Exercise prompt — Pull each line holding "žádosti" out of the entries below.
· · · ·
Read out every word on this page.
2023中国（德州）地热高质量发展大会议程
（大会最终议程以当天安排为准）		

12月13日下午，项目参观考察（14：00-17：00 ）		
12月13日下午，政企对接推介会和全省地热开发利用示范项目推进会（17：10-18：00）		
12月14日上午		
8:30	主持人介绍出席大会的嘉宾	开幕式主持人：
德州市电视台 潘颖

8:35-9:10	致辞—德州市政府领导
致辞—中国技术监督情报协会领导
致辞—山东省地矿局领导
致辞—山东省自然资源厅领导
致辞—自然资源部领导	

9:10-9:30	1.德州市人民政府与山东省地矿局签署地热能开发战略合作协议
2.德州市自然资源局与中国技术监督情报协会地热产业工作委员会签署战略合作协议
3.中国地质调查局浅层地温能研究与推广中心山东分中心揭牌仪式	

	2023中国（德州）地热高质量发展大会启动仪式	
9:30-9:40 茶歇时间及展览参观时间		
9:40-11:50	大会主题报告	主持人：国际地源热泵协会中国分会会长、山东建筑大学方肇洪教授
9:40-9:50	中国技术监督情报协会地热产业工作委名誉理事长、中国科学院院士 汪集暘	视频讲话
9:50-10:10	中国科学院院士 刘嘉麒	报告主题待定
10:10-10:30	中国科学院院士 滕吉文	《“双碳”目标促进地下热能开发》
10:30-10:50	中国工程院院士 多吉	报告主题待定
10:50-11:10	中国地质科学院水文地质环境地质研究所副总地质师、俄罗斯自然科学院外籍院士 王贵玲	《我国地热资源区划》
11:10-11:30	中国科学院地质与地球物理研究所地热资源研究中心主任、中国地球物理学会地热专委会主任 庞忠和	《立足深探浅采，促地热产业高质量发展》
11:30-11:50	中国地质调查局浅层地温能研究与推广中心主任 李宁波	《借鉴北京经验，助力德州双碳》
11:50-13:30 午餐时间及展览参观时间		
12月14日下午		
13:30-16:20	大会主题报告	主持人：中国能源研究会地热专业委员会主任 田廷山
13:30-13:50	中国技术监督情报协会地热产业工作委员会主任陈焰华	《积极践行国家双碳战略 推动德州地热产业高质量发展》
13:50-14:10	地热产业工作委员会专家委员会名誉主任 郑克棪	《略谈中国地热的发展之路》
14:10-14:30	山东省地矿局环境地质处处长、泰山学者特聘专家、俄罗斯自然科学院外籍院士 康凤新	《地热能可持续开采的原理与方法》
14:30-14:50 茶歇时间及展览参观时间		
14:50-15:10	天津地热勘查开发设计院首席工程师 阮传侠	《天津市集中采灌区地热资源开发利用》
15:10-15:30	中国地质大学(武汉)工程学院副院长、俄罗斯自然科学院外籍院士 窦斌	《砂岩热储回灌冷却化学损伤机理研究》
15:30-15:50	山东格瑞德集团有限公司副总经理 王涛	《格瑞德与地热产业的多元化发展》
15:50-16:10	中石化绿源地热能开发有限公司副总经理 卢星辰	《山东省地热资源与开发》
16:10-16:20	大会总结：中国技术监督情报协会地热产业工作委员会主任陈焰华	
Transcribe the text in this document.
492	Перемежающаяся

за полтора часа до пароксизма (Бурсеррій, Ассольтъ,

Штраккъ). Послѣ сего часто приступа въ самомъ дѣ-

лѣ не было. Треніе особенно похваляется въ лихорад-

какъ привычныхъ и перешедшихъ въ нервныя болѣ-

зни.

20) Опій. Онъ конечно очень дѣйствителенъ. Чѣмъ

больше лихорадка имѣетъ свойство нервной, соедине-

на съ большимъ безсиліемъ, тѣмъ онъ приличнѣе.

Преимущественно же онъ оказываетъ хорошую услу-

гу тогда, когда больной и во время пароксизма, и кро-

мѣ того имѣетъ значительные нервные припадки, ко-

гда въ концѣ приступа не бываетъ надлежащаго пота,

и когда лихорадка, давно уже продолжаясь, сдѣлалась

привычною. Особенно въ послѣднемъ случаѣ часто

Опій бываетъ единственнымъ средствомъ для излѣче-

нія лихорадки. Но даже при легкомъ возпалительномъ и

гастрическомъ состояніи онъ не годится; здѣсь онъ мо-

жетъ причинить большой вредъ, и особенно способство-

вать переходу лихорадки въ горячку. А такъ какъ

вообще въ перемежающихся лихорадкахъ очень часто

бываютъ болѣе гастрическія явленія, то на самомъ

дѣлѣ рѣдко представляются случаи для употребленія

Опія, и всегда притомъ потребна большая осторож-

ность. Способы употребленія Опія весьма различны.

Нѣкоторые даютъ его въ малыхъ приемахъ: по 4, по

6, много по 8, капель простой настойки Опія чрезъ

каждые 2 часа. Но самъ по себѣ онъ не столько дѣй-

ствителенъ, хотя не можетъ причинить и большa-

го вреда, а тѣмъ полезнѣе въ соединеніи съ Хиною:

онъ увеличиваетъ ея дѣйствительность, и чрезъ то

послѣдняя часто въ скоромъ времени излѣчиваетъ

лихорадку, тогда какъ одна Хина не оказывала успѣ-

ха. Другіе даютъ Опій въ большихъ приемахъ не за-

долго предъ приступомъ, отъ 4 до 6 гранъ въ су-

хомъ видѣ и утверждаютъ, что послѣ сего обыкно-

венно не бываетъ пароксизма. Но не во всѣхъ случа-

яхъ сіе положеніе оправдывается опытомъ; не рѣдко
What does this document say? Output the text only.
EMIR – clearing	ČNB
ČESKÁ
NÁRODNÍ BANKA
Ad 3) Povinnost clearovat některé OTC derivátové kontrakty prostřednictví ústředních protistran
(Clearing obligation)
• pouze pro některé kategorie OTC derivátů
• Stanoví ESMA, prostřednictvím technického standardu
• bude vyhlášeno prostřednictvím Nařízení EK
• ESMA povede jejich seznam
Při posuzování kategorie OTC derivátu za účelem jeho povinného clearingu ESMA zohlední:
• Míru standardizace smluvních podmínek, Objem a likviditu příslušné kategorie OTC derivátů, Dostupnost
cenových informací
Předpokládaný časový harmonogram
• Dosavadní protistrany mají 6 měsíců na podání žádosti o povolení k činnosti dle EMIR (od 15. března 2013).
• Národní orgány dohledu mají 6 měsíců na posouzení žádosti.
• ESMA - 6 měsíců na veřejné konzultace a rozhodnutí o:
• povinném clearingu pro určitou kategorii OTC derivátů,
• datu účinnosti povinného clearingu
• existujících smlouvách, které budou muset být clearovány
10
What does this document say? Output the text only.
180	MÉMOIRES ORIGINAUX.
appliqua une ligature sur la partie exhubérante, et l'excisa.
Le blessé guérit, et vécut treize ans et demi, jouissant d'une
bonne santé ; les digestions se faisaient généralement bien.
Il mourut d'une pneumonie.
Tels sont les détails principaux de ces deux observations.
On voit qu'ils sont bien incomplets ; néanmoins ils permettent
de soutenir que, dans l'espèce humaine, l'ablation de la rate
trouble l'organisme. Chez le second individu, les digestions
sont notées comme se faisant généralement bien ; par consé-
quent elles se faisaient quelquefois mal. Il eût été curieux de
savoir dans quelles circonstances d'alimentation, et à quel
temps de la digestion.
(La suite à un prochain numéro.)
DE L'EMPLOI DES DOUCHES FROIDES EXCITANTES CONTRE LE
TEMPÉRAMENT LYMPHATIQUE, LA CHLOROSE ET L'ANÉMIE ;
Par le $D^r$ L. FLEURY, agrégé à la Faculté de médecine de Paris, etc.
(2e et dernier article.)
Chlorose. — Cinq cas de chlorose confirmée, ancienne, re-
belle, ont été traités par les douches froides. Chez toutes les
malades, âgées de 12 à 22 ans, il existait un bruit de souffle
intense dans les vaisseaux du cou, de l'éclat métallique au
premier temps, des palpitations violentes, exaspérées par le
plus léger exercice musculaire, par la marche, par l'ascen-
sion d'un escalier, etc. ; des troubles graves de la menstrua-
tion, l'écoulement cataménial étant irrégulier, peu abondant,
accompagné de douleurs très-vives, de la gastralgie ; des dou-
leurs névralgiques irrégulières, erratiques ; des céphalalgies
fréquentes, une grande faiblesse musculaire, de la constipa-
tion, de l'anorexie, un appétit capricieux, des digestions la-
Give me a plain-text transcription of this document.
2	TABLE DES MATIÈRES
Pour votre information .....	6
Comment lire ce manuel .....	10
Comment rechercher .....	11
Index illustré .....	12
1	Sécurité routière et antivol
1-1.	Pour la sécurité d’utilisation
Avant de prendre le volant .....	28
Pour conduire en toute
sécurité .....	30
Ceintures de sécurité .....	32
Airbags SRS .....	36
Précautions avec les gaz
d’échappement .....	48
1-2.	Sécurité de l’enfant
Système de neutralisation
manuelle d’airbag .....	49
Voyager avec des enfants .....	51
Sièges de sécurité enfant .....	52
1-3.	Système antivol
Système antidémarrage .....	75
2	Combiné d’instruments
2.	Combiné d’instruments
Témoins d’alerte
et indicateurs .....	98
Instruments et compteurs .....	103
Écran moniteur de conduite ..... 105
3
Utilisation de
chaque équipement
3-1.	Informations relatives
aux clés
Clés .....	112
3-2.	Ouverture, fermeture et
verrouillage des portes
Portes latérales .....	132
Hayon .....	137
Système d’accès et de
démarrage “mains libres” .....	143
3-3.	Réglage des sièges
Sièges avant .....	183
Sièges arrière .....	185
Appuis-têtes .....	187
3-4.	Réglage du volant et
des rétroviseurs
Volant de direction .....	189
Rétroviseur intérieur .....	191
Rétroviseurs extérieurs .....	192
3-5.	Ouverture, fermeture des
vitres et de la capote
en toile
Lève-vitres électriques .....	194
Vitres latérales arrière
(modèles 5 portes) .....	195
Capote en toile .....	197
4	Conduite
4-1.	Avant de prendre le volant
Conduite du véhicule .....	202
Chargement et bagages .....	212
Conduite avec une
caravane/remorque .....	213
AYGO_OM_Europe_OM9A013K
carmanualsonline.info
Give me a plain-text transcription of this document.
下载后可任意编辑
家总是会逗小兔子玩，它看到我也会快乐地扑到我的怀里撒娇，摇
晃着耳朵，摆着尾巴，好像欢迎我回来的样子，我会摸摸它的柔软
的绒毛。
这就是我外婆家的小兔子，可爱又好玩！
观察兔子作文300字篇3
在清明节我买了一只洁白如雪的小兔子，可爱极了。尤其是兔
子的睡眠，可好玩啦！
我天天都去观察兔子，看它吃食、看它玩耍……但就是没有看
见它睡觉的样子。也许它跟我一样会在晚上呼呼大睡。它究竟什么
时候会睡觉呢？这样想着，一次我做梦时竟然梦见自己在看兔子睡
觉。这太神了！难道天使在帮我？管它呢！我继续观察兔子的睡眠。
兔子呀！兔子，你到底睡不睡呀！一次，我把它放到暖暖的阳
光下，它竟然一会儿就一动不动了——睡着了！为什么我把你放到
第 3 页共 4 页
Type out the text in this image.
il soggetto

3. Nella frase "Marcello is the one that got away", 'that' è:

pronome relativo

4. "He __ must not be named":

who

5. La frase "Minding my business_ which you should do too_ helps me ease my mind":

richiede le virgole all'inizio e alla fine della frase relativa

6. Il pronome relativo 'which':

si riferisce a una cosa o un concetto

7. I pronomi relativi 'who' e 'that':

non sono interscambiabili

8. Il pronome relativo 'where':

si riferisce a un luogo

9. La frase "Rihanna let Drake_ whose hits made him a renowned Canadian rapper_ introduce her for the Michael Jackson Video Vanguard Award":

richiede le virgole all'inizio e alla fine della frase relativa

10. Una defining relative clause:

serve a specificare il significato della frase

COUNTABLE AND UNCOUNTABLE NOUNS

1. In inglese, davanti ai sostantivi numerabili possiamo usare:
· · · ·
Output —
• Dosavadní protistrany mají 6 měsíců na podání žádosti o povolení k činnosti dle EMIR (od 15. března 2013).
• Národní orgány dohledu mají 6 měsíců na posouzení žádosti.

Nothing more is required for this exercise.